>> BEGIN
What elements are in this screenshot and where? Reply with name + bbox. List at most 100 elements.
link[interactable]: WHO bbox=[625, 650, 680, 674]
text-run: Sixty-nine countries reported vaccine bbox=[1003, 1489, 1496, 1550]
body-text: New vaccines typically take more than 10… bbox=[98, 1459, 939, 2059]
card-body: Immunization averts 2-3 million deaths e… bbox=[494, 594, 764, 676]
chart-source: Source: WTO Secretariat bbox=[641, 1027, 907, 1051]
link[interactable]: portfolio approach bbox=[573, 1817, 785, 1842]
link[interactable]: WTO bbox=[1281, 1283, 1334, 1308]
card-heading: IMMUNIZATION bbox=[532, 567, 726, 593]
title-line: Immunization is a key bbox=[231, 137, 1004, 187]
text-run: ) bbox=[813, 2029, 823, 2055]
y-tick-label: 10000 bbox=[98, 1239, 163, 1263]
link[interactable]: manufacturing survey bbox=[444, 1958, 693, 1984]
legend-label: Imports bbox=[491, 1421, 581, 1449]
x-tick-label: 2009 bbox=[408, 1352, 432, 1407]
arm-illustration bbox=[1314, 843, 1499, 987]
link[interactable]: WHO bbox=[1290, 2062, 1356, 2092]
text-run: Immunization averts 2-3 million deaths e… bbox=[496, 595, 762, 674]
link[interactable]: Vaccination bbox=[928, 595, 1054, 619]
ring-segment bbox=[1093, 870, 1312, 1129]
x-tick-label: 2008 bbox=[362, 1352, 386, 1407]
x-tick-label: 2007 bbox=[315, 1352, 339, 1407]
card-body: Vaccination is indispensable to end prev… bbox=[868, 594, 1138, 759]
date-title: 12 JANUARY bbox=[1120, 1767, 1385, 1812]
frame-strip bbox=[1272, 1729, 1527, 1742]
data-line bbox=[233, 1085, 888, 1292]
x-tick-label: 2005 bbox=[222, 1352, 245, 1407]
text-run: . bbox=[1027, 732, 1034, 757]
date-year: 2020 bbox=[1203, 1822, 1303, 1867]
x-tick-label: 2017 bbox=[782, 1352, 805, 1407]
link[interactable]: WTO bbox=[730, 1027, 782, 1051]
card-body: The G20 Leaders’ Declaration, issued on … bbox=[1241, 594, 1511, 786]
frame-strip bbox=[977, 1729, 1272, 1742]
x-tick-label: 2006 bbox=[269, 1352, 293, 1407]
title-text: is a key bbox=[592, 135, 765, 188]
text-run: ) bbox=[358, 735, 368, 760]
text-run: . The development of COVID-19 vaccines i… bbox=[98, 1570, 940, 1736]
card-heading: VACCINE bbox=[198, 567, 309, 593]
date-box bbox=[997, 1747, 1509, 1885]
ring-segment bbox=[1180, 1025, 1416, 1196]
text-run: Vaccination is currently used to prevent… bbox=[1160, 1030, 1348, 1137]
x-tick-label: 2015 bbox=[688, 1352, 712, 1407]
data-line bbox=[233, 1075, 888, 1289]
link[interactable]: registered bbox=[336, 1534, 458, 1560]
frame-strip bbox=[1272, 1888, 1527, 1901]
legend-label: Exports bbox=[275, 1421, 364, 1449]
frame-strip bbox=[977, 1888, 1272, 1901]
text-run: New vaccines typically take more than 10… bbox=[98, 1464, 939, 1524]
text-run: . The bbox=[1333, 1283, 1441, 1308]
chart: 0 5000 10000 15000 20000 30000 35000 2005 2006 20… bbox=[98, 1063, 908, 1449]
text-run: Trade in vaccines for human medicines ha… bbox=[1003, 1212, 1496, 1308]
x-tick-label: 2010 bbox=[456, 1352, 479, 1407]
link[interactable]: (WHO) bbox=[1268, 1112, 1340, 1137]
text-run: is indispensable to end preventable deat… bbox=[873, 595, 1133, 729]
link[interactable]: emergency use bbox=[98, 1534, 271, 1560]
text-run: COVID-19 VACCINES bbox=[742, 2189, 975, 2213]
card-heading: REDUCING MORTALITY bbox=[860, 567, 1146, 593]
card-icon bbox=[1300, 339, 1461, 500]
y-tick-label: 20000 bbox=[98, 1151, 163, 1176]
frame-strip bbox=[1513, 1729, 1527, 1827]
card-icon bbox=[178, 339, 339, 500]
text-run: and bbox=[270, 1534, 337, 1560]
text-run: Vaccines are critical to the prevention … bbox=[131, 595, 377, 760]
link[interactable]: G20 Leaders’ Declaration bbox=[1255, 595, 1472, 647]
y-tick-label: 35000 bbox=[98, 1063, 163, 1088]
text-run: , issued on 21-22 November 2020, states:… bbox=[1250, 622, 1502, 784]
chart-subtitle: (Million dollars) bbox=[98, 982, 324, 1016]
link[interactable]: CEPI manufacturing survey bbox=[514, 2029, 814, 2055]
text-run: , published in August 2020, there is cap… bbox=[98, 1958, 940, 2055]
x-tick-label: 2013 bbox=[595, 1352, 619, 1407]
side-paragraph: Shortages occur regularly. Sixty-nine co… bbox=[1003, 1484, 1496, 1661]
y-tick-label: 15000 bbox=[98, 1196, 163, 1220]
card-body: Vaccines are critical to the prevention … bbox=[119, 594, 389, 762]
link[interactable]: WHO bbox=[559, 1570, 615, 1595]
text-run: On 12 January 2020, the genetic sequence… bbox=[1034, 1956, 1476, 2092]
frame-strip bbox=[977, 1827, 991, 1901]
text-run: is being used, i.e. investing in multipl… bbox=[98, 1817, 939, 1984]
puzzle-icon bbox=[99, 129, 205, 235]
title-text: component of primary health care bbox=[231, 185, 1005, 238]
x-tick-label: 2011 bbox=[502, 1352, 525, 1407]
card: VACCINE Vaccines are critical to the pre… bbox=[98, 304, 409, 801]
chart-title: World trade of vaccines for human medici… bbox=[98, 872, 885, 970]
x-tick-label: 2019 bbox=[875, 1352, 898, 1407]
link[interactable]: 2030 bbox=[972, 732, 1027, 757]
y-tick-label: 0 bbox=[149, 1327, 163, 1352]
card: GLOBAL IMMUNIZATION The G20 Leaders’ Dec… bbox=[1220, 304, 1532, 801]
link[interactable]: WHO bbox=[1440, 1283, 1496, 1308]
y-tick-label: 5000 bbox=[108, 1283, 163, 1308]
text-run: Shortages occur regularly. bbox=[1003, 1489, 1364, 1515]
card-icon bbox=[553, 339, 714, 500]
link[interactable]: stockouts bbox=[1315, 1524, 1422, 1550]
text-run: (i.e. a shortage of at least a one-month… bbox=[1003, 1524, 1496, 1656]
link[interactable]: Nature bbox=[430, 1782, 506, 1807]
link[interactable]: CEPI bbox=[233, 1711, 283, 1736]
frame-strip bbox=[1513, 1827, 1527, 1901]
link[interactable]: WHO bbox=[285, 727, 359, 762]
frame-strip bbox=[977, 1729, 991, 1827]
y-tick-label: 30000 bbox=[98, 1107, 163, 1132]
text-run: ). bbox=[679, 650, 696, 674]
>> END
Rewrite every line in the entries above as a numbered list, leaving out any blank lines.

Full solution >>
1. What elements are in this screenshot and where? Reply with name + bbox. List at most 100 elements.
2. link[interactable]: WHO bbox=[625, 650, 680, 674]
3. text-run: Sixty-nine countries reported vaccine bbox=[1003, 1489, 1496, 1550]
4. body-text: New vaccines typically take more than 10… bbox=[98, 1459, 939, 2059]
5. card-body: Immunization averts 2-3 million deaths e… bbox=[494, 594, 764, 676]
6. chart-source: Source: WTO Secretariat bbox=[641, 1027, 907, 1051]
7. link[interactable]: portfolio approach bbox=[573, 1817, 785, 1842]
8. link[interactable]: WTO bbox=[1281, 1283, 1334, 1308]
9. card-heading: IMMUNIZATION bbox=[532, 567, 726, 593]
10. title-line: Immunization is a key bbox=[231, 137, 1004, 187]
11. text-run: ) bbox=[813, 2029, 823, 2055]
12. y-tick-label: 10000 bbox=[98, 1239, 163, 1263]
13. link[interactable]: manufacturing survey bbox=[444, 1958, 693, 1984]
14. legend-label: Imports bbox=[491, 1421, 581, 1449]
15. x-tick-label: 2009 bbox=[408, 1352, 432, 1407]
16. arm-illustration bbox=[1314, 843, 1499, 987]
17. link[interactable]: WHO bbox=[1290, 2062, 1356, 2092]
18. text-run: Immunization averts 2-3 million deaths e… bbox=[496, 595, 762, 674]
19. link[interactable]: Vaccination bbox=[928, 595, 1054, 619]
20. ring-segment bbox=[1093, 870, 1312, 1129]
21. x-tick-label: 2008 bbox=[362, 1352, 386, 1407]
22. x-tick-label: 2007 bbox=[315, 1352, 339, 1407]
23. card-body: Vaccination is indispensable to end prev… bbox=[868, 594, 1138, 759]
24. date-title: 12 JANUARY bbox=[1120, 1767, 1385, 1812]
25. frame-strip bbox=[1272, 1729, 1527, 1742]
26. data-line bbox=[233, 1085, 888, 1292]
27. x-tick-label: 2005 bbox=[222, 1352, 245, 1407]
28. text-run: . bbox=[1027, 732, 1034, 757]
29. date-year: 2020 bbox=[1203, 1822, 1303, 1867]
30. x-tick-label: 2017 bbox=[782, 1352, 805, 1407]
31. link[interactable]: WTO bbox=[730, 1027, 782, 1051]
32. card-body: The G20 Leaders’ Declaration, issued on … bbox=[1241, 594, 1511, 786]
33. frame-strip bbox=[977, 1729, 1272, 1742]
34. x-tick-label: 2006 bbox=[269, 1352, 293, 1407]
35. title-text: is a key bbox=[592, 135, 765, 188]
36. text-run: ) bbox=[358, 735, 368, 760]
37. text-run: . The development of COVID-19 vaccines i… bbox=[98, 1570, 940, 1736]
38. card-heading: VACCINE bbox=[198, 567, 309, 593]
39. date-box bbox=[997, 1747, 1509, 1885]
40. ring-segment bbox=[1180, 1025, 1416, 1196]
41. text-run: Vaccination is currently used to prevent… bbox=[1160, 1030, 1348, 1137]
42. x-tick-label: 2015 bbox=[688, 1352, 712, 1407]
43. data-line bbox=[233, 1075, 888, 1289]
44. link[interactable]: registered bbox=[336, 1534, 458, 1560]
45. frame-strip bbox=[1272, 1888, 1527, 1901]
46. legend-label: Exports bbox=[275, 1421, 364, 1449]
47. frame-strip bbox=[977, 1888, 1272, 1901]
48. text-run: New vaccines typically take more than 10… bbox=[98, 1464, 939, 1524]
49. text-run: . The bbox=[1333, 1283, 1441, 1308]
50. chart: 0 5000 10000 15000 20000 30000 35000 2005 2006 20… bbox=[98, 1063, 908, 1449]
51. text-run: Trade in vaccines for human medicines ha… bbox=[1003, 1212, 1496, 1308]
52. x-tick-label: 2010 bbox=[456, 1352, 479, 1407]
53. link[interactable]: (WHO) bbox=[1268, 1112, 1340, 1137]
54. text-run: is indispensable to end preventable deat… bbox=[873, 595, 1133, 729]
55. link[interactable]: emergency use bbox=[98, 1534, 271, 1560]
56. text-run: COVID-19 VACCINES bbox=[742, 2189, 975, 2213]
57. card-heading: REDUCING MORTALITY bbox=[860, 567, 1146, 593]
58. card-icon bbox=[1300, 339, 1461, 500]
59. y-tick-label: 20000 bbox=[98, 1151, 163, 1176]
60. frame-strip bbox=[1513, 1729, 1527, 1827]
61. card-icon bbox=[178, 339, 339, 500]
62. text-run: and bbox=[270, 1534, 337, 1560]
63. text-run: Vaccines are critical to the prevention … bbox=[131, 595, 377, 760]
64. link[interactable]: G20 Leaders’ Declaration bbox=[1255, 595, 1472, 647]
65. y-tick-label: 35000 bbox=[98, 1063, 163, 1088]
66. text-run: , issued on 21-22 November 2020, states:… bbox=[1250, 622, 1502, 784]
67. chart-subtitle: (Million dollars) bbox=[98, 982, 324, 1016]
68. link[interactable]: CEPI manufacturing survey bbox=[514, 2029, 814, 2055]
69. text-run: , published in August 2020, there is cap… bbox=[98, 1958, 940, 2055]
70. x-tick-label: 2013 bbox=[595, 1352, 619, 1407]
71. side-paragraph: Shortages occur regularly. Sixty-nine co… bbox=[1003, 1484, 1496, 1661]
72. y-tick-label: 15000 bbox=[98, 1196, 163, 1220]
73. card-body: Vaccines are critical to the prevention … bbox=[119, 594, 389, 762]
74. link[interactable]: WHO bbox=[559, 1570, 615, 1595]
75. text-run: On 12 January 2020, the genetic sequence… bbox=[1034, 1956, 1476, 2092]
76. frame-strip bbox=[977, 1827, 991, 1901]
77. text-run: is being used, i.e. investing in multipl… bbox=[98, 1817, 939, 1984]
78. puzzle-icon bbox=[99, 129, 205, 235]
79. title-text: component of primary health care bbox=[231, 185, 1005, 238]
80. x-tick-label: 2011 bbox=[502, 1352, 525, 1407]
81. card: VACCINE Vaccines are critical to the pre… bbox=[98, 304, 409, 801]
82. chart-title: World trade of vaccines for human medici… bbox=[98, 872, 885, 970]
83. x-tick-label: 2019 bbox=[875, 1352, 898, 1407]
84. link[interactable]: 2030 bbox=[972, 732, 1027, 757]
85. y-tick-label: 0 bbox=[149, 1327, 163, 1352]
86. card: GLOBAL IMMUNIZATION The G20 Leaders’ Dec… bbox=[1220, 304, 1532, 801]
87. link[interactable]: WHO bbox=[1440, 1283, 1496, 1308]
88. y-tick-label: 5000 bbox=[108, 1283, 163, 1308]
89. text-run: Shortages occur regularly. bbox=[1003, 1489, 1364, 1515]
90. card-icon bbox=[553, 339, 714, 500]
91. link[interactable]: stockouts bbox=[1315, 1524, 1422, 1550]
92. text-run: (i.e. a shortage of at least a one-month… bbox=[1003, 1524, 1496, 1656]
93. link[interactable]: Nature bbox=[430, 1782, 506, 1807]
94. link[interactable]: CEPI bbox=[233, 1711, 283, 1736]
95. frame-strip bbox=[1513, 1827, 1527, 1901]
96. link[interactable]: WHO bbox=[285, 727, 359, 762]
97. frame-strip bbox=[977, 1729, 991, 1827]
98. y-tick-label: 30000 bbox=[98, 1107, 163, 1132]
99. text-run: ). bbox=[679, 650, 696, 674]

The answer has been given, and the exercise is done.